**WHAT YOU HAVE TO DO**
Write out word for word the part of the listing below that opens with the line containing "331, 370, 372]" and closes with the line containing "monthly-fee-value: 2,27 bbox=[904, 563, 974, 604]", both of those lines included.

**GIVEN ENTRIES**

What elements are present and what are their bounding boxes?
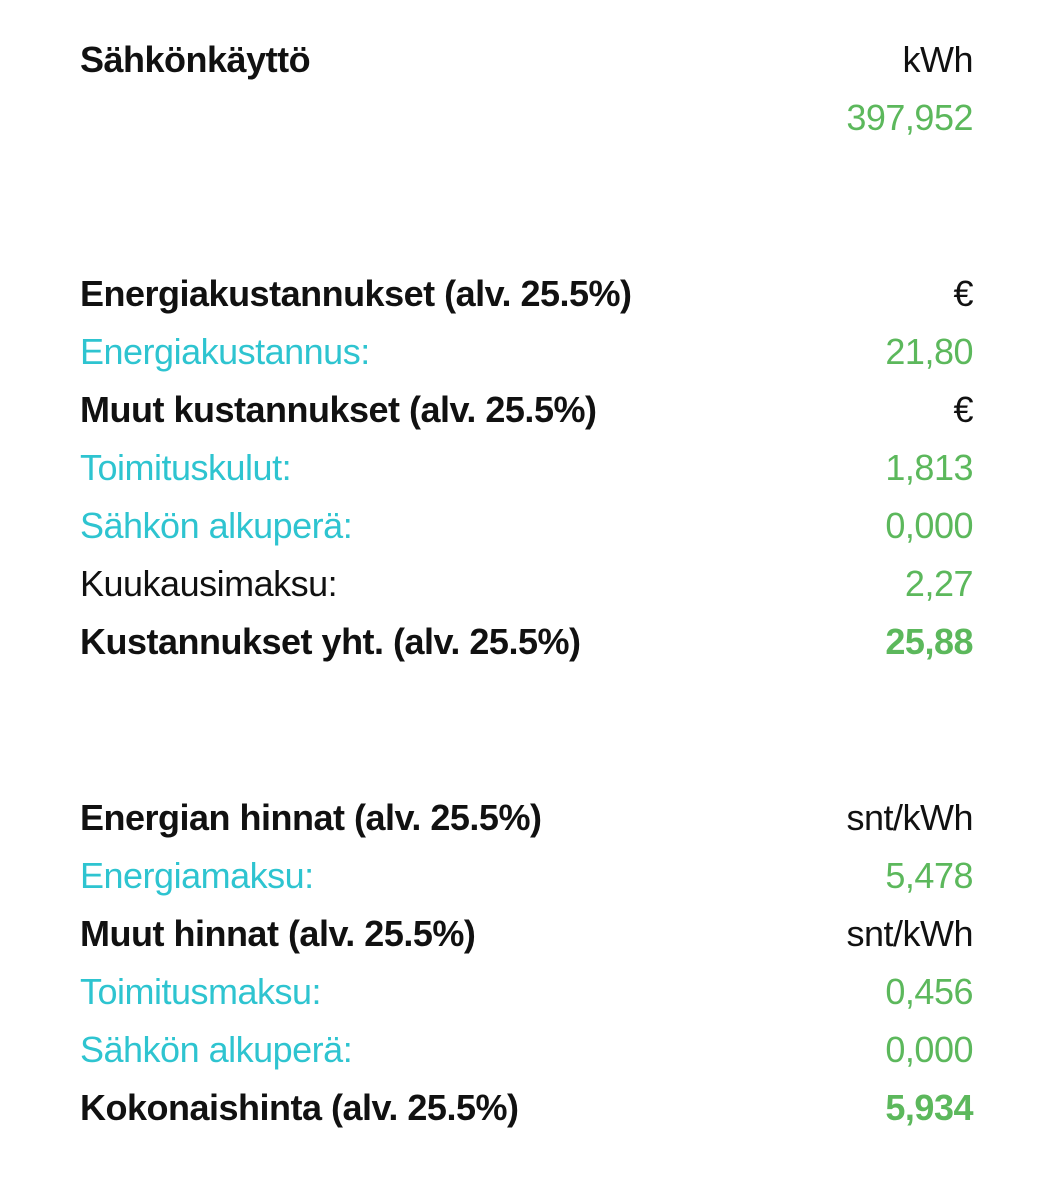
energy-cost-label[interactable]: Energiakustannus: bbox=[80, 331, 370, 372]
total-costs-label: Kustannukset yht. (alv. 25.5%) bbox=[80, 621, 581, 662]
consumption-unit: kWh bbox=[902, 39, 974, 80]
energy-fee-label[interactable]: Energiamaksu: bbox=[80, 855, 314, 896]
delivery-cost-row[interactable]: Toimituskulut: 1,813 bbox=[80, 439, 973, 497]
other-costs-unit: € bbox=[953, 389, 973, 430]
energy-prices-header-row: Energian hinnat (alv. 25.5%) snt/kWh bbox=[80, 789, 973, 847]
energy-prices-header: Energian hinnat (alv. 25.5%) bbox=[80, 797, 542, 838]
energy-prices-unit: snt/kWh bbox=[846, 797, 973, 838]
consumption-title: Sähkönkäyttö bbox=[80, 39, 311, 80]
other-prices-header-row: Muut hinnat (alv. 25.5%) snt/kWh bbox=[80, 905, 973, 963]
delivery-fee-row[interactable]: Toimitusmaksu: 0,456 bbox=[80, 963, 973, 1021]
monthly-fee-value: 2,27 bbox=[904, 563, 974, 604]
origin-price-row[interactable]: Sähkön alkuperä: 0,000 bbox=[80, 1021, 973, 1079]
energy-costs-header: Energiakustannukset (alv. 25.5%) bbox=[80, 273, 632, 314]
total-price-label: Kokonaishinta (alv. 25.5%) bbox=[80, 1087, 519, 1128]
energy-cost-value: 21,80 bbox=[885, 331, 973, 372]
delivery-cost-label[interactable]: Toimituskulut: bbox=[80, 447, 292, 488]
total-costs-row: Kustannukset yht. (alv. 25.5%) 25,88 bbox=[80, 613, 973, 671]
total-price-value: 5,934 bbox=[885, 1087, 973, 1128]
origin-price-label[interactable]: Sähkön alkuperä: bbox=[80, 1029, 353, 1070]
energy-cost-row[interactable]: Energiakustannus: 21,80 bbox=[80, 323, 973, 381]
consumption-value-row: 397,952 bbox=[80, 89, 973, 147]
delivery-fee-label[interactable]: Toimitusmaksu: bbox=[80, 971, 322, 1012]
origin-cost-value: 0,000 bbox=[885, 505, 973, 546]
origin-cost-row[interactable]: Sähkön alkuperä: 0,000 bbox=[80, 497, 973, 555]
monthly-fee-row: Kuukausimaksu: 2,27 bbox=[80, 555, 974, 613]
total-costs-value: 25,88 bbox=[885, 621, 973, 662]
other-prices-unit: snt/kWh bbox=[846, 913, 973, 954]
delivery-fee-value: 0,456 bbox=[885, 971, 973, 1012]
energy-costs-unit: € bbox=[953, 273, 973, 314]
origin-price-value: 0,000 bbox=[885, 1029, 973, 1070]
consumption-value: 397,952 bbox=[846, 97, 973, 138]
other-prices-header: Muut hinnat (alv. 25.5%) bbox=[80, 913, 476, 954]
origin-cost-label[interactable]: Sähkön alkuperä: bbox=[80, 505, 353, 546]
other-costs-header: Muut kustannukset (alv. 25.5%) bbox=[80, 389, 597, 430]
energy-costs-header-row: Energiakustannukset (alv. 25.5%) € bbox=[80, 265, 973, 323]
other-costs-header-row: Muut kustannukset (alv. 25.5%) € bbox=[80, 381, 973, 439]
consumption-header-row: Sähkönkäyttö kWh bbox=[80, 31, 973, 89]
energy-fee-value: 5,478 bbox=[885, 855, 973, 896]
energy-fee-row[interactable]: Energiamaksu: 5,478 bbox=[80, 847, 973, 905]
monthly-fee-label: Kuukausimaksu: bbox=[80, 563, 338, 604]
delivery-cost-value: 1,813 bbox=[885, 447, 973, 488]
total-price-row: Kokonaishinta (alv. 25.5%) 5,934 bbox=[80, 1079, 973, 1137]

**OUTPUT OF THE EXERCISE**
energy-cost-label[interactable]: Energiakustannus: bbox=[80, 331, 370, 372]
total-costs-label: Kustannukset yht. (alv. 25.5%) bbox=[80, 621, 581, 662]
consumption-unit: kWh bbox=[902, 39, 974, 80]
energy-fee-label[interactable]: Energiamaksu: bbox=[80, 855, 314, 896]
delivery-cost-row[interactable]: Toimituskulut: 1,813 bbox=[80, 439, 973, 497]
other-costs-unit: € bbox=[953, 389, 973, 430]
energy-prices-header-row: Energian hinnat (alv. 25.5%) snt/kWh bbox=[80, 789, 973, 847]
energy-prices-header: Energian hinnat (alv. 25.5%) bbox=[80, 797, 542, 838]
energy-prices-unit: snt/kWh bbox=[846, 797, 973, 838]
consumption-title: Sähkönkäyttö bbox=[80, 39, 311, 80]
other-prices-header-row: Muut hinnat (alv. 25.5%) snt/kWh bbox=[80, 905, 973, 963]
delivery-fee-row[interactable]: Toimitusmaksu: 0,456 bbox=[80, 963, 973, 1021]
monthly-fee-value: 2,27 bbox=[904, 563, 974, 604]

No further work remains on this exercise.